_Task goal_
A complete, exact retyping of the data below is required.

Top of Excerpted records

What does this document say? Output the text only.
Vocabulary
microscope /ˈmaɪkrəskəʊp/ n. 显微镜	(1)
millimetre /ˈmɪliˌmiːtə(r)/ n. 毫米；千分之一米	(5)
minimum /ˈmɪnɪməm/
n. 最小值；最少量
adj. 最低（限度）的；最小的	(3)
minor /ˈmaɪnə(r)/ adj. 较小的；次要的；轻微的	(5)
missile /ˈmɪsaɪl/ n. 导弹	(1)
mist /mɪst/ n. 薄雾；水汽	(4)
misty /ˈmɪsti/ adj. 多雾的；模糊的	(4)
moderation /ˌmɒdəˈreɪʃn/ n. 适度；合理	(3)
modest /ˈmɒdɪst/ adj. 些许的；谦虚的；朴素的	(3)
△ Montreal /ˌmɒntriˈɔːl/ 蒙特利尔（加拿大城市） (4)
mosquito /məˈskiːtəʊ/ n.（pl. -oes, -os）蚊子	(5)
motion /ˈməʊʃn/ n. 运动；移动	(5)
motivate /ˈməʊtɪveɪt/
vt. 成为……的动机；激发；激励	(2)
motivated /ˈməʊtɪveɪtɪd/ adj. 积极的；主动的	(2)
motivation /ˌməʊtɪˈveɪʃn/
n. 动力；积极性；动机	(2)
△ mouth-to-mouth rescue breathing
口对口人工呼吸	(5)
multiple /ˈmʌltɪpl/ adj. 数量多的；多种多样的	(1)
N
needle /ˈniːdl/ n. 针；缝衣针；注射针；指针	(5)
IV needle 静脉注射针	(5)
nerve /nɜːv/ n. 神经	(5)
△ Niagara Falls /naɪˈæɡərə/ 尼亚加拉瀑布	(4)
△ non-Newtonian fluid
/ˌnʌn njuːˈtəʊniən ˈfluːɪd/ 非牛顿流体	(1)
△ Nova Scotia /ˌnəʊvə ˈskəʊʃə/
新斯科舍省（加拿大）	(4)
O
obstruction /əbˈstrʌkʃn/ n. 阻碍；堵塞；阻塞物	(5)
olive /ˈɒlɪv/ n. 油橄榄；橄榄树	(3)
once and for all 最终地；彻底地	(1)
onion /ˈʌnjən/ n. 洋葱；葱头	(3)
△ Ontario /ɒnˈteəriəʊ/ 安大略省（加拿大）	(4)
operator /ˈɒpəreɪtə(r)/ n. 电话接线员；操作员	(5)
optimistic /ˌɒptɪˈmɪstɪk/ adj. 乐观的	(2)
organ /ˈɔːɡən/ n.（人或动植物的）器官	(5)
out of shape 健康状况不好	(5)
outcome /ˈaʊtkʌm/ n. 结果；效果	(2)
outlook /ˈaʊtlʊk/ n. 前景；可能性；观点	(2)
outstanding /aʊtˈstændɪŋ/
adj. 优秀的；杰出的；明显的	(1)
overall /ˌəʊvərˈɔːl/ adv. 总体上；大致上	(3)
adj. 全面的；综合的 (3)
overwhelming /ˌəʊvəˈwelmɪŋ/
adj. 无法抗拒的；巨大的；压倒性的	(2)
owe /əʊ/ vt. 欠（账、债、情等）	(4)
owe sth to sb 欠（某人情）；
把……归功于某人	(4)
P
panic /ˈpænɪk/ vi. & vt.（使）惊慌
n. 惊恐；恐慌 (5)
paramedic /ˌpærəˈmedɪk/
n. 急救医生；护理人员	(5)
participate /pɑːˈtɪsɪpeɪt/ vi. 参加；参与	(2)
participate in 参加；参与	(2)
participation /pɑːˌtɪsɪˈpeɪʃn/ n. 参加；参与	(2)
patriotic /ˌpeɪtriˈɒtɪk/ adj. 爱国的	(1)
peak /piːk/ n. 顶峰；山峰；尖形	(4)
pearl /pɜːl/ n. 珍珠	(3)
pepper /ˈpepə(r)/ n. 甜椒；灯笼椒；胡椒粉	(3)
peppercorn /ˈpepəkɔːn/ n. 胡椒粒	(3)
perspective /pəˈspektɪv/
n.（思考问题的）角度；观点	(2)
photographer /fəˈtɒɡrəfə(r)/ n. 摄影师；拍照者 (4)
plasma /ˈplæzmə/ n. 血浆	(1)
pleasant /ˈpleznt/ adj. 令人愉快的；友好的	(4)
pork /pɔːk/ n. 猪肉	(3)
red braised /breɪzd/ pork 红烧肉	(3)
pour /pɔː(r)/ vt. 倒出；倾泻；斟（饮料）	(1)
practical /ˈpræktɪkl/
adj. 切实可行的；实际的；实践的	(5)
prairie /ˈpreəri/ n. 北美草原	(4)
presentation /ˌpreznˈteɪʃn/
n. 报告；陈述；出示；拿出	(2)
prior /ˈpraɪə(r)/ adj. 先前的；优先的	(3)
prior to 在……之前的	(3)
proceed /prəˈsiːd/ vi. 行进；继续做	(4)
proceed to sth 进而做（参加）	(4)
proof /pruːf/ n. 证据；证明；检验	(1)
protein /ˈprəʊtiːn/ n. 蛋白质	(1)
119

Bottom of Excerpted records

_Reply to the exercise_
What does this document say? Output the text only.
Vocabulary
microscope /ˈmaɪkrəskəʊp/ n. 显微镜	(1)
millimetre /ˈmɪliˌmiːtə(r)/ n. 毫米；千分之一米	(5)
minimum /ˈmɪnɪməm/
n. 最小值；最少量
adj. 最低（限度）的；最小的	(3)
minor /ˈmaɪnə(r)/ adj. 较小的；次要的；轻微的	(5)
missile /ˈmɪsaɪl/ n. 导弹	(1)
mist /mɪst/ n. 薄雾；水汽	(4)
misty /ˈmɪsti/ adj. 多雾的；模糊的	(4)
moderation /ˌmɒdəˈreɪʃn/ n. 适度；合理	(3)
modest /ˈmɒdɪst/ adj. 些许的；谦虚的；朴素的	(3)
△ Montreal /ˌmɒntriˈɔːl/ 蒙特利尔（加拿大城市） (4)
mosquito /məˈskiːtəʊ/ n.（pl. -oes, -os）蚊子	(5)
motion /ˈməʊʃn/ n. 运动；移动	(5)
motivate /ˈməʊtɪveɪt/
vt. 成为……的动机；激发；激励	(2)
motivated /ˈməʊtɪveɪtɪd/ adj. 积极的；主动的	(2)
motivation /ˌməʊtɪˈveɪʃn/
n. 动力；积极性；动机	(2)
△ mouth-to-mouth rescue breathing
口对口人工呼吸	(5)
multiple /ˈmʌltɪpl/ adj. 数量多的；多种多样的	(1)
N
needle /ˈniːdl/ n. 针；缝衣针；注射针；指针	(5)
IV needle 静脉注射针	(5)
nerve /nɜːv/ n. 神经	(5)
△ Niagara Falls /naɪˈæɡərə/ 尼亚加拉瀑布	(4)
△ non-Newtonian fluid
/ˌnʌn njuːˈtəʊniən ˈfluːɪd/ 非牛顿流体	(1)
△ Nova Scotia /ˌnəʊvə ˈskəʊʃə/
新斯科舍省（加拿大）	(4)
O
obstruction /əbˈstrʌkʃn/ n. 阻碍；堵塞；阻塞物	(5)
olive /ˈɒlɪv/ n. 油橄榄；橄榄树	(3)
once and for all 最终地；彻底地	(1)
onion /ˈʌnjən/ n. 洋葱；葱头	(3)
△ Ontario /ɒnˈteəriəʊ/ 安大略省（加拿大）	(4)
operator /ˈɒpəreɪtə(r)/ n. 电话接线员；操作员	(5)
optimistic /ˌɒptɪˈmɪstɪk/ adj. 乐观的	(2)
organ /ˈɔːɡən/ n.（人或动植物的）器官	(5)
out of shape 健康状况不好	(5)
outcome /ˈaʊtkʌm/ n. 结果；效果	(2)
outlook /ˈaʊtlʊk/ n. 前景；可能性；观点	(2)
outstanding /aʊtˈstændɪŋ/
adj. 优秀的；杰出的；明显的	(1)
overall /ˌəʊvərˈɔːl/ adv. 总体上；大致上	(3)
adj. 全面的；综合的 (3)
overwhelming /ˌəʊvəˈwelmɪŋ/
adj. 无法抗拒的；巨大的；压倒性的	(2)
owe /əʊ/ vt. 欠（账、债、情等）	(4)
owe sth to sb 欠（某人情）；
把……归功于某人	(4)
P
panic /ˈpænɪk/ vi. & vt.（使）惊慌
n. 惊恐；恐慌 (5)
paramedic /ˌpærəˈmedɪk/
n. 急救医生；护理人员	(5)
participate /pɑːˈtɪsɪpeɪt/ vi. 参加；参与	(2)
participate in 参加；参与	(2)
participation /pɑːˌtɪsɪˈpeɪʃn/ n. 参加；参与	(2)
patriotic /ˌpeɪtriˈɒtɪk/ adj. 爱国的	(1)
peak /piːk/ n. 顶峰；山峰；尖形	(4)
pearl /pɜːl/ n. 珍珠	(3)
pepper /ˈpepə(r)/ n. 甜椒；灯笼椒；胡椒粉	(3)
peppercorn /ˈpepəkɔːn/ n. 胡椒粒	(3)
perspective /pəˈspektɪv/
n.（思考问题的）角度；观点	(2)
photographer /fəˈtɒɡrəfə(r)/ n. 摄影师；拍照者 (4)
plasma /ˈplæzmə/ n. 血浆	(1)
pleasant /ˈpleznt/ adj. 令人愉快的；友好的	(4)
pork /pɔːk/ n. 猪肉	(3)
red braised /breɪzd/ pork 红烧肉	(3)
pour /pɔː(r)/ vt. 倒出；倾泻；斟（饮料）	(1)
practical /ˈpræktɪkl/
adj. 切实可行的；实际的；实践的	(5)
prairie /ˈpreəri/ n. 北美草原	(4)
presentation /ˌpreznˈteɪʃn/
n. 报告；陈述；出示；拿出	(2)
prior /ˈpraɪə(r)/ adj. 先前的；优先的	(3)
prior to 在……之前的	(3)
proceed /prəˈsiːd/ vi. 行进；继续做	(4)
proceed to sth 进而做（参加）	(4)
proof /pruːf/ n. 证据；证明；检验	(1)
protein /ˈprəʊtiːn/ n. 蛋白质	(1)
119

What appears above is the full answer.